▽

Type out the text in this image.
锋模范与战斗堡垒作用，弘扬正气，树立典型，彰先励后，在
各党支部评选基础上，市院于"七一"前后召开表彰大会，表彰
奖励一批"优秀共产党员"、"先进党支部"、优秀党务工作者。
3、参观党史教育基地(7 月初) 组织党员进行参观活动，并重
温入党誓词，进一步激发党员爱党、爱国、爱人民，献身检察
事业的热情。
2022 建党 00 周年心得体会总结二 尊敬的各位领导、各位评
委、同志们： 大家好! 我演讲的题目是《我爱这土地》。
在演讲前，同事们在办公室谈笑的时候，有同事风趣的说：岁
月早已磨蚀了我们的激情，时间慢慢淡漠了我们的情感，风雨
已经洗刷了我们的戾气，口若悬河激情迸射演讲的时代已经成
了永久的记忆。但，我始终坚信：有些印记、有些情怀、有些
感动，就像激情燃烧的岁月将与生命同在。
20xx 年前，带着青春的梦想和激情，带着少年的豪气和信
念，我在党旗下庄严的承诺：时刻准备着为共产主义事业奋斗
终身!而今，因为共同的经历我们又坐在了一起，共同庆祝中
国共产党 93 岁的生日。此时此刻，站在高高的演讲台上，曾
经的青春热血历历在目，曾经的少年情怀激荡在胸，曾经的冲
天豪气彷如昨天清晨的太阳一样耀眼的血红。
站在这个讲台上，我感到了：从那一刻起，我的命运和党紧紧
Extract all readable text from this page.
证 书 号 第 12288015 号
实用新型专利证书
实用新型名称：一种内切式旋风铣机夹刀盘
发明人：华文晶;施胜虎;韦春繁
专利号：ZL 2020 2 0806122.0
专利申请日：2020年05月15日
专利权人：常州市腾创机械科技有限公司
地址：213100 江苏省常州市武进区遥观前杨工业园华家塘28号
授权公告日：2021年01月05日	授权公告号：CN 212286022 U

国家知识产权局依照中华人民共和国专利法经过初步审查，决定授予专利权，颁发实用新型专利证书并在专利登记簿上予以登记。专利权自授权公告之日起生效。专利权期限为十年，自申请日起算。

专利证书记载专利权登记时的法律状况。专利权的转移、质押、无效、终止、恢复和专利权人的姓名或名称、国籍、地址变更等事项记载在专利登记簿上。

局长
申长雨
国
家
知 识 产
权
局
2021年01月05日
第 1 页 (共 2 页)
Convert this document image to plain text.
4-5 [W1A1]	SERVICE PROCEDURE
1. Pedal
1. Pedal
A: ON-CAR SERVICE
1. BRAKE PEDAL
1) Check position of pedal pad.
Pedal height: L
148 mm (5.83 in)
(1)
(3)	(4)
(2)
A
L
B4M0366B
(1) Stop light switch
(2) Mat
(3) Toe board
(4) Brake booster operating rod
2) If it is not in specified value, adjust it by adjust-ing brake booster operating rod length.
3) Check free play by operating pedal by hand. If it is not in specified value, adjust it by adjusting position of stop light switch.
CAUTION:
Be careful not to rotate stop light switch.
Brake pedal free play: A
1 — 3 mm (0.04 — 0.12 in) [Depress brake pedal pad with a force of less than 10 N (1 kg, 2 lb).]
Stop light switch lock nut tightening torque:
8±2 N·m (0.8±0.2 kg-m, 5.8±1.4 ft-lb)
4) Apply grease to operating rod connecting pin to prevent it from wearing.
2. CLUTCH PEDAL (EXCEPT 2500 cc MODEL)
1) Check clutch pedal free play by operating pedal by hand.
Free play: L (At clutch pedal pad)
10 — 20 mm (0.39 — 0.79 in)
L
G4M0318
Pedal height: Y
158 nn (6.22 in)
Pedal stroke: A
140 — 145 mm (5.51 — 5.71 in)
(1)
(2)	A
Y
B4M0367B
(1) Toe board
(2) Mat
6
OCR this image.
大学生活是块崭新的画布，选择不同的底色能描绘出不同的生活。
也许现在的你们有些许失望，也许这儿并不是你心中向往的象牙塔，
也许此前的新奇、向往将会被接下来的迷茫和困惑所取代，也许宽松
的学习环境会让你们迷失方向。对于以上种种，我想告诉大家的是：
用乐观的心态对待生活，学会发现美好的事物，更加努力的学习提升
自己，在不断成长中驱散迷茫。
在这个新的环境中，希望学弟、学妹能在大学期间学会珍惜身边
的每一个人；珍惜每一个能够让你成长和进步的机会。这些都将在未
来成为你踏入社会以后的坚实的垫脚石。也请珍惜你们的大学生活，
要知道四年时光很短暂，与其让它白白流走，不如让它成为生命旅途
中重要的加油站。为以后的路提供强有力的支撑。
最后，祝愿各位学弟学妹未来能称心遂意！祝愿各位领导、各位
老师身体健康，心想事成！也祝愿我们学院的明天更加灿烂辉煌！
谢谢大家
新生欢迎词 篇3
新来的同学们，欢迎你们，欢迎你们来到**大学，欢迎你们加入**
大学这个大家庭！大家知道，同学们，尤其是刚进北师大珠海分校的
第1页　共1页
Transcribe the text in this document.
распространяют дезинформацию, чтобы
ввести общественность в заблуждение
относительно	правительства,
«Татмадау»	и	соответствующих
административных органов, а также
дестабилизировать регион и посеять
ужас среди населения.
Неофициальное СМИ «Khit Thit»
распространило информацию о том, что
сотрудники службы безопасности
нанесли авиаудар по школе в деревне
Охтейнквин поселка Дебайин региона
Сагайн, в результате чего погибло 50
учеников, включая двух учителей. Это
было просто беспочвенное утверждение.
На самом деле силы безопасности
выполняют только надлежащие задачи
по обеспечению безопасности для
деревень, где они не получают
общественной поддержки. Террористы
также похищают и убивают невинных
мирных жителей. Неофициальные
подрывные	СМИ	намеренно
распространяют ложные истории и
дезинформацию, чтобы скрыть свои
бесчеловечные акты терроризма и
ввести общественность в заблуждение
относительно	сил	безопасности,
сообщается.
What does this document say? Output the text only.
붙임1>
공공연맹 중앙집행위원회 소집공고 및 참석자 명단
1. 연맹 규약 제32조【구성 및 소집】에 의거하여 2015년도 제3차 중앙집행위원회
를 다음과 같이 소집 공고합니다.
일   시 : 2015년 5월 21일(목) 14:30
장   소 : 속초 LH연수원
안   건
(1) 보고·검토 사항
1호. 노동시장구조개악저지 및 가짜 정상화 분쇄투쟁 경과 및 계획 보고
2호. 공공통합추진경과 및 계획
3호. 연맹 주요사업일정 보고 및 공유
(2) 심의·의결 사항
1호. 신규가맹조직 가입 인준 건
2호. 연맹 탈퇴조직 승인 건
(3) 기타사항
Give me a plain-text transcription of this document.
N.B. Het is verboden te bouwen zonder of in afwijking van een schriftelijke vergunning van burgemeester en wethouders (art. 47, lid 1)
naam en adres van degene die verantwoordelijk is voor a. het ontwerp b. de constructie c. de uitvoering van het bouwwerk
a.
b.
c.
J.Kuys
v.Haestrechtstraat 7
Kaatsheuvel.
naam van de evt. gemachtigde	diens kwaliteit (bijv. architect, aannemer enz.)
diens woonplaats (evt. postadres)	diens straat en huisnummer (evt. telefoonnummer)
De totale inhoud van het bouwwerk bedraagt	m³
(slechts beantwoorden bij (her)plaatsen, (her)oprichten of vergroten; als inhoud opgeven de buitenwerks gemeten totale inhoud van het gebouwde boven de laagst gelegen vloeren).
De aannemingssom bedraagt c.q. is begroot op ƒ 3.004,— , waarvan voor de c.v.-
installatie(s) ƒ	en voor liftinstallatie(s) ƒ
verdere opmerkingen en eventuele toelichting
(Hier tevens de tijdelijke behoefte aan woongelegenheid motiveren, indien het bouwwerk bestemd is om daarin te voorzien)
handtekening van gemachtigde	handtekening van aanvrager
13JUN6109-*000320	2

△

--- Work required ---
Type out the entries again, word for word.

--- Task solution ---
Type out the text in this image.
锋模范与战斗堡垒作用，弘扬正气，树立典型，彰先励后，在
各党支部评选基础上，市院于"七一"前后召开表彰大会，表彰
奖励一批"优秀共产党员"、"先进党支部"、优秀党务工作者。
3、参观党史教育基地(7 月初) 组织党员进行参观活动，并重
温入党誓词，进一步激发党员爱党、爱国、爱人民，献身检察
事业的热情。
2022 建党 00 周年心得体会总结二 尊敬的各位领导、各位评
委、同志们： 大家好! 我演讲的题目是《我爱这土地》。
在演讲前，同事们在办公室谈笑的时候，有同事风趣的说：岁
月早已磨蚀了我们的激情，时间慢慢淡漠了我们的情感，风雨
已经洗刷了我们的戾气，口若悬河激情迸射演讲的时代已经成
了永久的记忆。但，我始终坚信：有些印记、有些情怀、有些
感动，就像激情燃烧的岁月将与生命同在。
20xx 年前，带着青春的梦想和激情，带着少年的豪气和信
念，我在党旗下庄严的承诺：时刻准备着为共产主义事业奋斗
终身!而今，因为共同的经历我们又坐在了一起，共同庆祝中
国共产党 93 岁的生日。此时此刻，站在高高的演讲台上，曾
经的青春热血历历在目，曾经的少年情怀激荡在胸，曾经的冲
天豪气彷如昨天清晨的太阳一样耀眼的血红。
站在这个讲台上，我感到了：从那一刻起，我的命运和党紧紧
Extract all readable text from this page.
证 书 号 第 12288015 号
实用新型专利证书
实用新型名称：一种内切式旋风铣机夹刀盘
发明人：华文晶;施胜虎;韦春繁
专利号：ZL 2020 2 0806122.0
专利申请日：2020年05月15日
专利权人：常州市腾创机械科技有限公司
地址：213100 江苏省常州市武进区遥观前杨工业园华家塘28号
授权公告日：2021年01月05日	授权公告号：CN 212286022 U

国家知识产权局依照中华人民共和国专利法经过初步审查，决定授予专利权，颁发实用新型专利证书并在专利登记簿上予以登记。专利权自授权公告之日起生效。专利权期限为十年，自申请日起算。

专利证书记载专利权登记时的法律状况。专利权的转移、质押、无效、终止、恢复和专利权人的姓名或名称、国籍、地址变更等事项记载在专利登记簿上。

局长
申长雨
国
家
知 识 产
权
局
2021年01月05日
第 1 页 (共 2 页)
Convert this document image to plain text.
4-5 [W1A1]	SERVICE PROCEDURE
1. Pedal
1. Pedal
A: ON-CAR SERVICE
1. BRAKE PEDAL
1) Check position of pedal pad.
Pedal height: L
148 mm (5.83 in)
(1)
(3)	(4)
(2)
A
L
B4M0366B
(1) Stop light switch
(2) Mat
(3) Toe board
(4) Brake booster operating rod
2) If it is not in specified value, adjust it by adjust-ing brake booster operating rod length.
3) Check free play by operating pedal by hand. If it is not in specified value, adjust it by adjusting position of stop light switch.
CAUTION:
Be careful not to rotate stop light switch.
Brake pedal free play: A
1 — 3 mm (0.04 — 0.12 in) [Depress brake pedal pad with a force of less than 10 N (1 kg, 2 lb).]
Stop light switch lock nut tightening torque:
8±2 N·m (0.8±0.2 kg-m, 5.8±1.4 ft-lb)
4) Apply grease to operating rod connecting pin to prevent it from wearing.
2. CLUTCH PEDAL (EXCEPT 2500 cc MODEL)
1) Check clutch pedal free play by operating pedal by hand.
Free play: L (At clutch pedal pad)
10 — 20 mm (0.39 — 0.79 in)
L
G4M0318
Pedal height: Y
158 nn (6.22 in)
Pedal stroke: A
140 — 145 mm (5.51 — 5.71 in)
(1)
(2)	A
Y
B4M0367B
(1) Toe board
(2) Mat
6
OCR this image.
大学生活是块崭新的画布，选择不同的底色能描绘出不同的生活。
也许现在的你们有些许失望，也许这儿并不是你心中向往的象牙塔，
也许此前的新奇、向往将会被接下来的迷茫和困惑所取代，也许宽松
的学习环境会让你们迷失方向。对于以上种种，我想告诉大家的是：
用乐观的心态对待生活，学会发现美好的事物，更加努力的学习提升
自己，在不断成长中驱散迷茫。
在这个新的环境中，希望学弟、学妹能在大学期间学会珍惜身边
的每一个人；珍惜每一个能够让你成长和进步的机会。这些都将在未
来成为你踏入社会以后的坚实的垫脚石。也请珍惜你们的大学生活，
要知道四年时光很短暂，与其让它白白流走，不如让它成为生命旅途
中重要的加油站。为以后的路提供强有力的支撑。
最后，祝愿各位学弟学妹未来能称心遂意！祝愿各位领导、各位
老师身体健康，心想事成！也祝愿我们学院的明天更加灿烂辉煌！
谢谢大家
新生欢迎词 篇3
新来的同学们，欢迎你们，欢迎你们来到**大学，欢迎你们加入**
大学这个大家庭！大家知道，同学们，尤其是刚进北师大珠海分校的
第1页　共1页
Transcribe the text in this document.
распространяют дезинформацию, чтобы
ввести общественность в заблуждение
относительно	правительства,
«Татмадау»	и	соответствующих
административных органов, а также
дестабилизировать регион и посеять
ужас среди населения.
Неофициальное СМИ «Khit Thit»
распространило информацию о том, что
сотрудники службы безопасности
нанесли авиаудар по школе в деревне
Охтейнквин поселка Дебайин региона
Сагайн, в результате чего погибло 50
учеников, включая двух учителей. Это
было просто беспочвенное утверждение.
На самом деле силы безопасности
выполняют только надлежащие задачи
по обеспечению безопасности для
деревень, где они не получают
общественной поддержки. Террористы
также похищают и убивают невинных
мирных жителей. Неофициальные
подрывные	СМИ	намеренно
распространяют ложные истории и
дезинформацию, чтобы скрыть свои
бесчеловечные акты терроризма и
ввести общественность в заблуждение
относительно	сил	безопасности,
сообщается.
What does this document say? Output the text only.
붙임1>
공공연맹 중앙집행위원회 소집공고 및 참석자 명단
1. 연맹 규약 제32조【구성 및 소집】에 의거하여 2015년도 제3차 중앙집행위원회
를 다음과 같이 소집 공고합니다.
일   시 : 2015년 5월 21일(목) 14:30
장   소 : 속초 LH연수원
안   건
(1) 보고·검토 사항
1호. 노동시장구조개악저지 및 가짜 정상화 분쇄투쟁 경과 및 계획 보고
2호. 공공통합추진경과 및 계획
3호. 연맹 주요사업일정 보고 및 공유
(2) 심의·의결 사항
1호. 신규가맹조직 가입 인준 건
2호. 연맹 탈퇴조직 승인 건
(3) 기타사항
Give me a plain-text transcription of this document.
N.B. Het is verboden te bouwen zonder of in afwijking van een schriftelijke vergunning van burgemeester en wethouders (art. 47, lid 1)
naam en adres van degene die verantwoordelijk is voor a. het ontwerp b. de constructie c. de uitvoering van het bouwwerk
a.
b.
c.
J.Kuys
v.Haestrechtstraat 7
Kaatsheuvel.
naam van de evt. gemachtigde	diens kwaliteit (bijv. architect, aannemer enz.)
diens woonplaats (evt. postadres)	diens straat en huisnummer (evt. telefoonnummer)
De totale inhoud van het bouwwerk bedraagt	m³
(slechts beantwoorden bij (her)plaatsen, (her)oprichten of vergroten; als inhoud opgeven de buitenwerks gemeten totale inhoud van het gebouwde boven de laagst gelegen vloeren).
De aannemingssom bedraagt c.q. is begroot op ƒ 3.004,— , waarvan voor de c.v.-
installatie(s) ƒ	en voor liftinstallatie(s) ƒ
verdere opmerkingen en eventuele toelichting
(Hier tevens de tijdelijke behoefte aan woongelegenheid motiveren, indien het bouwwerk bestemd is om daarin te voorzien)
handtekening van gemachtigde	handtekening van aanvrager
13JUN6109-*000320	2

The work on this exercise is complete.